Short exercise: Scan the material and copy every line in which "Gyroscope" appears.

┌─ Material for this task

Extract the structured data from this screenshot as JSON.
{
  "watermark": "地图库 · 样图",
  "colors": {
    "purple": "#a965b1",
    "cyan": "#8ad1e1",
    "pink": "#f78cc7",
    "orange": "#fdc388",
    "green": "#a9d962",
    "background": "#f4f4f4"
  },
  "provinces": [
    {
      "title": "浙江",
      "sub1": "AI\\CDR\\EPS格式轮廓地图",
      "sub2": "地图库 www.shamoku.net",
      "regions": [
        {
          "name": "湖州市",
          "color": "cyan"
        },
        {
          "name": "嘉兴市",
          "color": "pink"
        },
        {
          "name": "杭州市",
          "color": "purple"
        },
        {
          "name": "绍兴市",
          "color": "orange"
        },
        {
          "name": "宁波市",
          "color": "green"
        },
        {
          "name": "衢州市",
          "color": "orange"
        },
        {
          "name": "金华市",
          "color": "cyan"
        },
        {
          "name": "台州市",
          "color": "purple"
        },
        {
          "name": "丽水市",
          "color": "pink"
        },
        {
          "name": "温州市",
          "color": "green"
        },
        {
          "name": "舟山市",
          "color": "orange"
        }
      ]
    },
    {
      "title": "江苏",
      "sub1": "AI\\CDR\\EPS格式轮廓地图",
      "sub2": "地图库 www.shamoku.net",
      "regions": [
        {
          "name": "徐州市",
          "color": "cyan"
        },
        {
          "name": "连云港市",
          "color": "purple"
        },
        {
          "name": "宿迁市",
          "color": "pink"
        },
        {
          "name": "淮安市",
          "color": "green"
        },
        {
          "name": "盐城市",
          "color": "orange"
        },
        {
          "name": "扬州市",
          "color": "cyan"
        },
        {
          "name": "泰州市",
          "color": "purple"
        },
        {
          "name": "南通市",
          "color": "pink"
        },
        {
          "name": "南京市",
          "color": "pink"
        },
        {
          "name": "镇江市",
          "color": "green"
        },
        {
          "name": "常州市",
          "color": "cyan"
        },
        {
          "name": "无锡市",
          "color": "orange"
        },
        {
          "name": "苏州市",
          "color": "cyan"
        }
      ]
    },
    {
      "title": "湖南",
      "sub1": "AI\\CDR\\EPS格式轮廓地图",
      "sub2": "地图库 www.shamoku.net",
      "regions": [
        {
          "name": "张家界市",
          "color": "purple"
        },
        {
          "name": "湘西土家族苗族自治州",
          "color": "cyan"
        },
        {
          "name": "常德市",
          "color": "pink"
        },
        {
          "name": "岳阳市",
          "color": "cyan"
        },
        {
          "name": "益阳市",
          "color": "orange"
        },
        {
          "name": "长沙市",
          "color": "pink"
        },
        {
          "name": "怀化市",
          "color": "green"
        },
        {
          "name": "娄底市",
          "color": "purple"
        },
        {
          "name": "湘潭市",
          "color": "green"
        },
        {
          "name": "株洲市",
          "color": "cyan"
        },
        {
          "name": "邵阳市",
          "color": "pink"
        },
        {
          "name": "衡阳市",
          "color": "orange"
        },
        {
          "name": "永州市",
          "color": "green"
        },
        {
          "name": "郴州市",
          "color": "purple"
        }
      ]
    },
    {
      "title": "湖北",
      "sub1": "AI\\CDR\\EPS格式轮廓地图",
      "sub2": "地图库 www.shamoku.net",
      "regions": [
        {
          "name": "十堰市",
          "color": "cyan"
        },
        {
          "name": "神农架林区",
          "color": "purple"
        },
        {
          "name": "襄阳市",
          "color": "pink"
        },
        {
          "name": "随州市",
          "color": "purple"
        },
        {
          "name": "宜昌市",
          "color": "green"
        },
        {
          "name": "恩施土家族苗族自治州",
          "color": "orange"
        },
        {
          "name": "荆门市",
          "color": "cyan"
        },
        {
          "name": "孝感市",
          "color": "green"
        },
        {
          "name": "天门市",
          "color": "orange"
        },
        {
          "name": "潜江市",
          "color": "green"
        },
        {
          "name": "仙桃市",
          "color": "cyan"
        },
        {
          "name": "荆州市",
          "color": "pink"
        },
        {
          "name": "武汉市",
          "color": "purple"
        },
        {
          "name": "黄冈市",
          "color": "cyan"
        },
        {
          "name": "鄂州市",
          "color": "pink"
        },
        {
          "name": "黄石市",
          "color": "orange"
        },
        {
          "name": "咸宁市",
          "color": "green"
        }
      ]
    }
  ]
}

└─
┌─ Material for this task

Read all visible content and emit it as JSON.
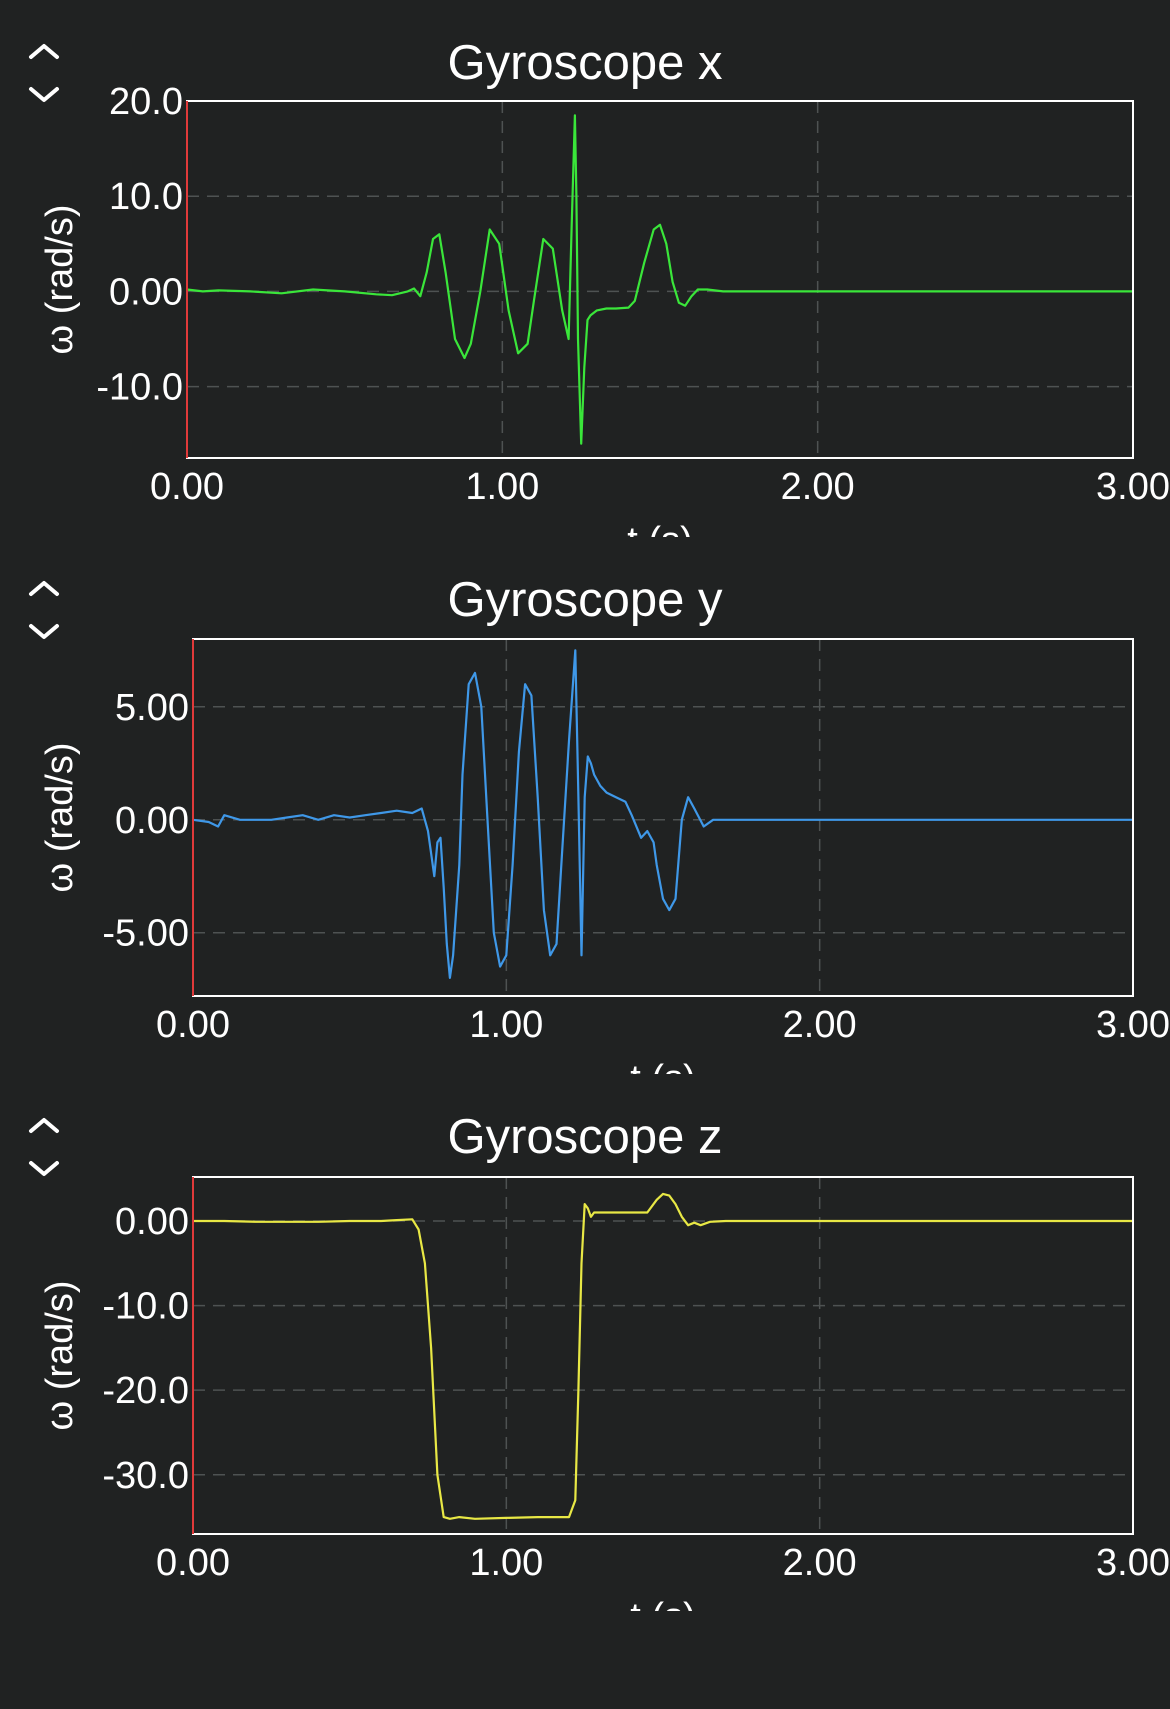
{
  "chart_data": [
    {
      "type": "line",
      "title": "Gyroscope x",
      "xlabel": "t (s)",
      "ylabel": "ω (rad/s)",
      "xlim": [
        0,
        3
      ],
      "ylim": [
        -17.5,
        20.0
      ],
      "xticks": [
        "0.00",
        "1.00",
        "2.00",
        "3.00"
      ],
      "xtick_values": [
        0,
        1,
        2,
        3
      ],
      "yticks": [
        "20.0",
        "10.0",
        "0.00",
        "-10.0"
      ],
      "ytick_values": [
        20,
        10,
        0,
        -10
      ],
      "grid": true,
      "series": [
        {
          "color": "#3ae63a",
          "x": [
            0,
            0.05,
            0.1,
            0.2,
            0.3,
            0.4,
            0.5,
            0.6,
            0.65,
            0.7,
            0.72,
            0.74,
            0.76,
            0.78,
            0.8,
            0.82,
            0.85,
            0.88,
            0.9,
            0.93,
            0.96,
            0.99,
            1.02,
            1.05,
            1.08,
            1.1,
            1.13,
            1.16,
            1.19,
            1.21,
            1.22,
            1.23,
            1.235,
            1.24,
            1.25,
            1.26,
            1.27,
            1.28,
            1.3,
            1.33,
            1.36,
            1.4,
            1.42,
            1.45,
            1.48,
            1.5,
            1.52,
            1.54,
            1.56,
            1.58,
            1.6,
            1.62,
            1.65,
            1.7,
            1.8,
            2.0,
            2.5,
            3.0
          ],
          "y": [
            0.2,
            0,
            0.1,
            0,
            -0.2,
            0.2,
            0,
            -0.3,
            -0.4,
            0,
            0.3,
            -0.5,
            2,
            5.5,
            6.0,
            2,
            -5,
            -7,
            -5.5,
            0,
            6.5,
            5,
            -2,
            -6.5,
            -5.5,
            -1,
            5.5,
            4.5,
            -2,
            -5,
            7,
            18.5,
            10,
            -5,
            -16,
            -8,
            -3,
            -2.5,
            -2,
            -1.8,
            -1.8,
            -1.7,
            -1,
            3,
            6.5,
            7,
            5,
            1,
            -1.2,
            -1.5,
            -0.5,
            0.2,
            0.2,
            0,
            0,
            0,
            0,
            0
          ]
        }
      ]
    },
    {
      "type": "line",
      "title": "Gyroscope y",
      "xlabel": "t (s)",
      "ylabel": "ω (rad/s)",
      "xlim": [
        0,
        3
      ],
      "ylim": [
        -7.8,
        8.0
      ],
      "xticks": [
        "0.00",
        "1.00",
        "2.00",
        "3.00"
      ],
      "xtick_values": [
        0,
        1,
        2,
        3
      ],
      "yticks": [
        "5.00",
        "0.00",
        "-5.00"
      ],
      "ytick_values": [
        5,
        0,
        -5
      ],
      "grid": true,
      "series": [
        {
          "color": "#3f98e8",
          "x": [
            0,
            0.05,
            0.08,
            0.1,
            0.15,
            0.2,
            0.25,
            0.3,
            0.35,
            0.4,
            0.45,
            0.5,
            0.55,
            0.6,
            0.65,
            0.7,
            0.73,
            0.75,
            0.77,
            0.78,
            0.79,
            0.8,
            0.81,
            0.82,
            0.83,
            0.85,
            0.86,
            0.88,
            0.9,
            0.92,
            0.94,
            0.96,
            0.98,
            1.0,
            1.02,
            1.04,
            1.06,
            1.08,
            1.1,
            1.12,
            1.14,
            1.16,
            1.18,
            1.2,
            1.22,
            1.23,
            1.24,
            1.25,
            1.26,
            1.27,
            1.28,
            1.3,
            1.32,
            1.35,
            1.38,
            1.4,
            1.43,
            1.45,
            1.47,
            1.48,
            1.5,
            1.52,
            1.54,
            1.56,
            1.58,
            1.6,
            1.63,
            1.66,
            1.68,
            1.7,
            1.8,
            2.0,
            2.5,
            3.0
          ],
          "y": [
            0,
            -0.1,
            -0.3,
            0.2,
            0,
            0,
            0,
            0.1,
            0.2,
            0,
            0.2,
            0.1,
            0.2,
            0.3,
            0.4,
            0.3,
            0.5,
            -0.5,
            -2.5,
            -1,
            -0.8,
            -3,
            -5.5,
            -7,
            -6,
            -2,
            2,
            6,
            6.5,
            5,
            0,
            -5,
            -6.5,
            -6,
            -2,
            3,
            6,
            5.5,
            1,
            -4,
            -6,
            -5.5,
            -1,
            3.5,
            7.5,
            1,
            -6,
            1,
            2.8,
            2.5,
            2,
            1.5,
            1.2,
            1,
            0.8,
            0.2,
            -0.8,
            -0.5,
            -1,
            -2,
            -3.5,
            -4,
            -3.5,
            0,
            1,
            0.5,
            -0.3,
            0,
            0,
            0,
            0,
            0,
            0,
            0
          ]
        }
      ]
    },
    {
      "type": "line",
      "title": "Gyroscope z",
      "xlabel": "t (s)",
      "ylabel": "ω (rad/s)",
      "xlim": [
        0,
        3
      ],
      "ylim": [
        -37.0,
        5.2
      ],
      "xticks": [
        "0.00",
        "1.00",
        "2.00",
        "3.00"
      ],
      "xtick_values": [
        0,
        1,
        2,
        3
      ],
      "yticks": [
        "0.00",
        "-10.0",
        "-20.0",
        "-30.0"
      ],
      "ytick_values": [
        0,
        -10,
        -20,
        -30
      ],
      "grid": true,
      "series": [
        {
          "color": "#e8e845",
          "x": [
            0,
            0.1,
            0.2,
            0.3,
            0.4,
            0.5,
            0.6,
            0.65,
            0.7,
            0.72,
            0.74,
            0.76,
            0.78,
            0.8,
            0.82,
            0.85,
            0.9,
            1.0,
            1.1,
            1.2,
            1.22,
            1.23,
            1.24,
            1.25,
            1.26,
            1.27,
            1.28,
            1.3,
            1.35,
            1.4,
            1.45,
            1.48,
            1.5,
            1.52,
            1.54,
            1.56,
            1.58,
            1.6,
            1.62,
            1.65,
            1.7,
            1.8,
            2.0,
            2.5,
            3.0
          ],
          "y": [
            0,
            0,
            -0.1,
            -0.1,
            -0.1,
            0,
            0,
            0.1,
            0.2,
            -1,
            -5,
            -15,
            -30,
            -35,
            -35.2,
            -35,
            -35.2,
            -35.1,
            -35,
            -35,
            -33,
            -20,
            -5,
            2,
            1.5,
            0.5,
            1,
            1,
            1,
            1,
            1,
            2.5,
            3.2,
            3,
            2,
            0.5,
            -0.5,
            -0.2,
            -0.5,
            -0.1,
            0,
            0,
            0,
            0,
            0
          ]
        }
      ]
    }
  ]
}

└─
┌─ Material for this task

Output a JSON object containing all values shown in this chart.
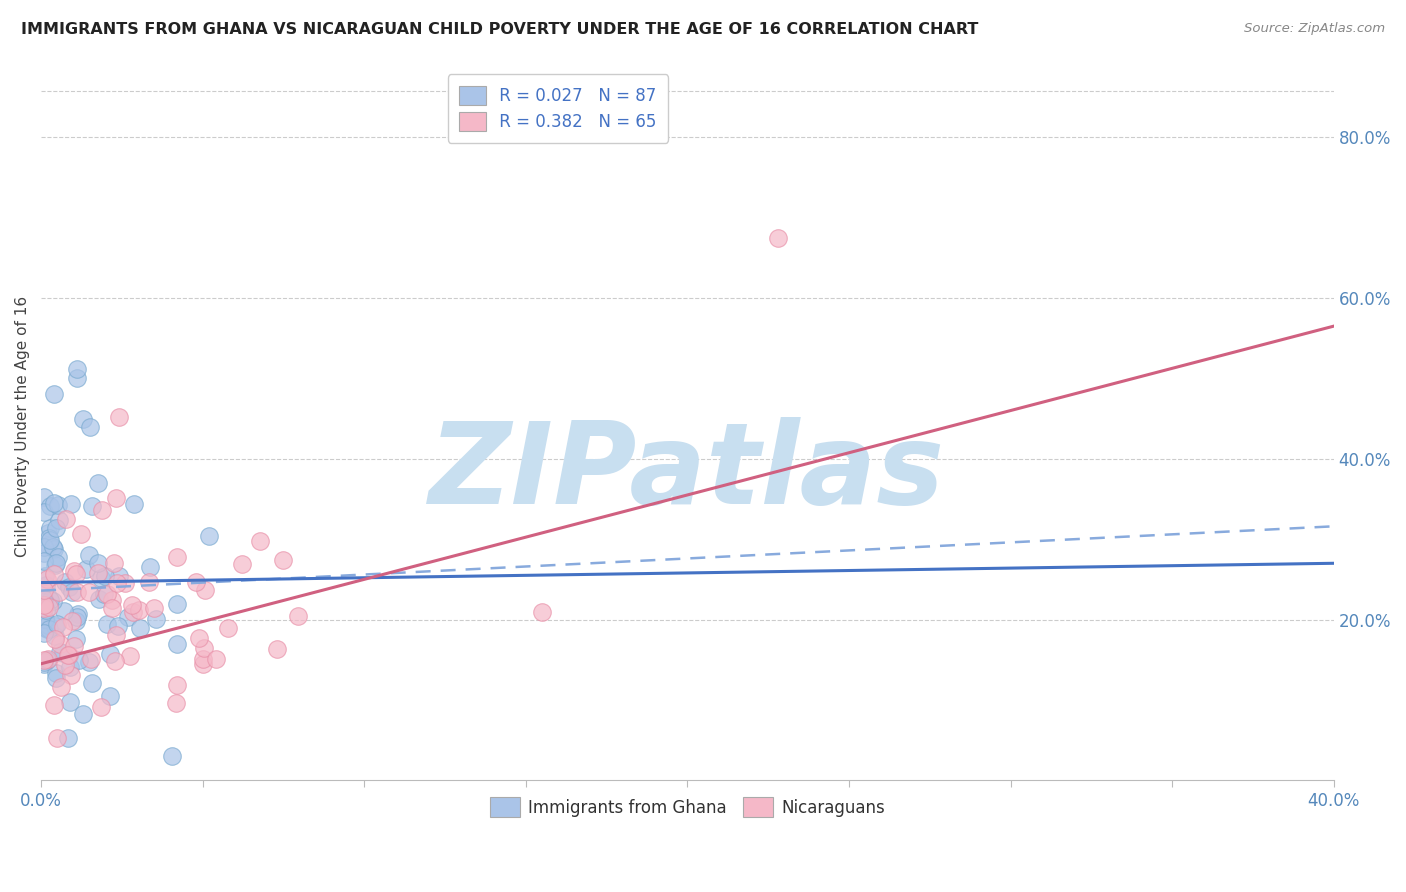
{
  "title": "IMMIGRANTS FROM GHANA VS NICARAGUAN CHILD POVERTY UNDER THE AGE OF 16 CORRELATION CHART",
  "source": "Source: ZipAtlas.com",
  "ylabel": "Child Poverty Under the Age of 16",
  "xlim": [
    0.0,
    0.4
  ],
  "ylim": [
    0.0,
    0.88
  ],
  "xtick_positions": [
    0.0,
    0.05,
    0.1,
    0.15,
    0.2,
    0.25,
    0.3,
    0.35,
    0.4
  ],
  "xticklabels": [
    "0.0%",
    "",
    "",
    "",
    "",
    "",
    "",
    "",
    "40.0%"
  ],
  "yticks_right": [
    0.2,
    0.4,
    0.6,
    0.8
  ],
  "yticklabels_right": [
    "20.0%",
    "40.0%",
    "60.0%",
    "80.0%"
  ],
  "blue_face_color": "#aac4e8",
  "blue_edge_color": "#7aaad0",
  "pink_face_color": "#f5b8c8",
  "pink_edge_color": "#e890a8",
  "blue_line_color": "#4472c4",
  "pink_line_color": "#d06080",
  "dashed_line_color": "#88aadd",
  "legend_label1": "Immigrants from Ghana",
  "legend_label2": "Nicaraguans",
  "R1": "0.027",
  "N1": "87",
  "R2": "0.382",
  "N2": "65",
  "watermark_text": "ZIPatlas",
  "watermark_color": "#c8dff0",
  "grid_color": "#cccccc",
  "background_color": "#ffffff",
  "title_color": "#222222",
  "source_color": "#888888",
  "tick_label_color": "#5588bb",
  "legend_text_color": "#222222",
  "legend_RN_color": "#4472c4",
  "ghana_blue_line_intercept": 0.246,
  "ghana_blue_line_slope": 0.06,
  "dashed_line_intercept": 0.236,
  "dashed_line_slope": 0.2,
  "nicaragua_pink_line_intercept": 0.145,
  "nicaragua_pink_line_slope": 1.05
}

└─

Finished answer:
      "title": "Gyroscope x",
      "title": "Gyroscope y",
      "title": "Gyroscope z",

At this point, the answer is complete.